▸ Record excerpts
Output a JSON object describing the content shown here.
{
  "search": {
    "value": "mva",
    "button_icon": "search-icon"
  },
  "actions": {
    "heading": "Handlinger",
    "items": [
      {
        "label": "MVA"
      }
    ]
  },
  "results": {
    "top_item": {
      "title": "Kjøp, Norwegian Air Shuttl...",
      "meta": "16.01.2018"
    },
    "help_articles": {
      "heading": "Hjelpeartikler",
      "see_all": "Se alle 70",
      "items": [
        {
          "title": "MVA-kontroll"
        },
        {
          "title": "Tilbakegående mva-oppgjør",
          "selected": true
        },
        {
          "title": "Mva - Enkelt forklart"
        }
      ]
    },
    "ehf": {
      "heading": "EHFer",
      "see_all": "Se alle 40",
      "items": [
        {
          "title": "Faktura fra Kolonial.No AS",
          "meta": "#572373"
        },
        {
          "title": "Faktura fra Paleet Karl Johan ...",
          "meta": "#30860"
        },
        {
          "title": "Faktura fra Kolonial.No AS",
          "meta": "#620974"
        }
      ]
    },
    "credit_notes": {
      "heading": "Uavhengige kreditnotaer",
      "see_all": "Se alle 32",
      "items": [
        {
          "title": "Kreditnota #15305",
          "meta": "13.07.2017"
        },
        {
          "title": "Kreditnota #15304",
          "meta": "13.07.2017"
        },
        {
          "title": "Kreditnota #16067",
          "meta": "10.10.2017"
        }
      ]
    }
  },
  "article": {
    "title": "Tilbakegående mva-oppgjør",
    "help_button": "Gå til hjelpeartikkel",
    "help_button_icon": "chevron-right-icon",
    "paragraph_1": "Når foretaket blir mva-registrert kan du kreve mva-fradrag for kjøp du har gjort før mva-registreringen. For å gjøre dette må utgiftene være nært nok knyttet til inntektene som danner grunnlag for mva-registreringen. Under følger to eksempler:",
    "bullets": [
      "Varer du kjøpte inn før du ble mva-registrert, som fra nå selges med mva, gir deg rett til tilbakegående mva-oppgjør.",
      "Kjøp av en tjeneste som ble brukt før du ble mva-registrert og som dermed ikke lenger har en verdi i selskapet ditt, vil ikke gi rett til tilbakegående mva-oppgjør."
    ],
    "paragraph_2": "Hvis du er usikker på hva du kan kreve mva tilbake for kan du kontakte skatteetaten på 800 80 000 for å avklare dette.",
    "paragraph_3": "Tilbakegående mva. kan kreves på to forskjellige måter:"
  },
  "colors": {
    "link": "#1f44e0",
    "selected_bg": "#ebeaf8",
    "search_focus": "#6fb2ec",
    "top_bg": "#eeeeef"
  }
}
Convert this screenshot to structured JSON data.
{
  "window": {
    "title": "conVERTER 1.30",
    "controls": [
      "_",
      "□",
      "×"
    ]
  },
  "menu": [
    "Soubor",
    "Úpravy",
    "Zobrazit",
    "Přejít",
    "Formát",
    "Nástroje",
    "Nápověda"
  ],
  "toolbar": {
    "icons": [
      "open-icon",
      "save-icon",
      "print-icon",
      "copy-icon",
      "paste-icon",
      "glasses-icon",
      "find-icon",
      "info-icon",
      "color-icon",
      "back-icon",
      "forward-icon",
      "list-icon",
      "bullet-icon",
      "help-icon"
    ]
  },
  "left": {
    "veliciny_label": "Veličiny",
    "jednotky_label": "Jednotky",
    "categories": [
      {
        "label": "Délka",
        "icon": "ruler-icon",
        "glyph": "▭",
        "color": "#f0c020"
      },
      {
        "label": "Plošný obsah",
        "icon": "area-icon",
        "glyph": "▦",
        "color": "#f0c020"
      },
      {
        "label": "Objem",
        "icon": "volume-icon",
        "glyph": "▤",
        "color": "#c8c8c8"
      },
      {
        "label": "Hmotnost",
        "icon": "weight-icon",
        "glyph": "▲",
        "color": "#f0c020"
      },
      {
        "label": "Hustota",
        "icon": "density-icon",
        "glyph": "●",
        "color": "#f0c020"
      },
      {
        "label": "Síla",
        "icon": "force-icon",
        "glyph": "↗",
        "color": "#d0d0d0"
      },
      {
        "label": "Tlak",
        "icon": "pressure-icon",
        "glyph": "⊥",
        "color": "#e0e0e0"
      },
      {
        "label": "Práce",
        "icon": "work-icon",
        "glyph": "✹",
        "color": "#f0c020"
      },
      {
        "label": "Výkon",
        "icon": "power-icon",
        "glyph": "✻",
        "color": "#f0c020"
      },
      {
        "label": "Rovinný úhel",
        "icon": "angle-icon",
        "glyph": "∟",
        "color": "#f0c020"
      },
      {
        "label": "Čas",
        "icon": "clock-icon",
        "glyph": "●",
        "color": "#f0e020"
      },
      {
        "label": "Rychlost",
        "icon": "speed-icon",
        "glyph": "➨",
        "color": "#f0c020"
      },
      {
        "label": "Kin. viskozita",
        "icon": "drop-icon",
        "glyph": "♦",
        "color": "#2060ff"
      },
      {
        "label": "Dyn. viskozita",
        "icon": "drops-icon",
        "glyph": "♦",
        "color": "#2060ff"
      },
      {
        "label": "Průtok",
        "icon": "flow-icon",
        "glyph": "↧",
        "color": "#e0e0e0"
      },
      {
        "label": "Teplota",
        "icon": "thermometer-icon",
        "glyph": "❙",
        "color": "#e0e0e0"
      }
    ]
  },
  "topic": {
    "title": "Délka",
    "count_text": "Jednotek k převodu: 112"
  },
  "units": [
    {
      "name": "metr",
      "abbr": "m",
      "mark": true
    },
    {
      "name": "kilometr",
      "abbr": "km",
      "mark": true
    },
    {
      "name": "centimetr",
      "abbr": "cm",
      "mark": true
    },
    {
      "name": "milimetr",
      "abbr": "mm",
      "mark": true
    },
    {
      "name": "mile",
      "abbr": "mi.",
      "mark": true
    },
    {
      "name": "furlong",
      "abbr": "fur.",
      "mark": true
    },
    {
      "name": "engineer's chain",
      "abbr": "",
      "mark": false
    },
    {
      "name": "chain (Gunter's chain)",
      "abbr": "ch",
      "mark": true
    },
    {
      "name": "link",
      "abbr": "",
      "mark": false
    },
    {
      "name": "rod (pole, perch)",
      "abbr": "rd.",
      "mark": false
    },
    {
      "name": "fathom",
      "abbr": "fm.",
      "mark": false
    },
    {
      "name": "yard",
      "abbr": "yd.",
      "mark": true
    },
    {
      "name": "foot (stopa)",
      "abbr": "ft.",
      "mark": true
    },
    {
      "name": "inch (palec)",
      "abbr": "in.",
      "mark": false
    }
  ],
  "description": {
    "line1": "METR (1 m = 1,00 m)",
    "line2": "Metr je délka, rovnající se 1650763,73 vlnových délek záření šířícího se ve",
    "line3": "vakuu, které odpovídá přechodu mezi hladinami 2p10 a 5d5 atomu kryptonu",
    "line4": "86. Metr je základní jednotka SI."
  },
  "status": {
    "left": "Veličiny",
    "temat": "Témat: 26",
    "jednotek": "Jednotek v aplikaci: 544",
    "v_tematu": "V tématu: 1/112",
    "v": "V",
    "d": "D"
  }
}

▸ Task requirements
Identify all lines in the records above with the word "heading".

▸ Solution below
    "heading": "Handlinger",
      "heading": "Hjelpeartikler",
      "heading": "EHFer",
      "heading": "Uavhengige kreditnotaer",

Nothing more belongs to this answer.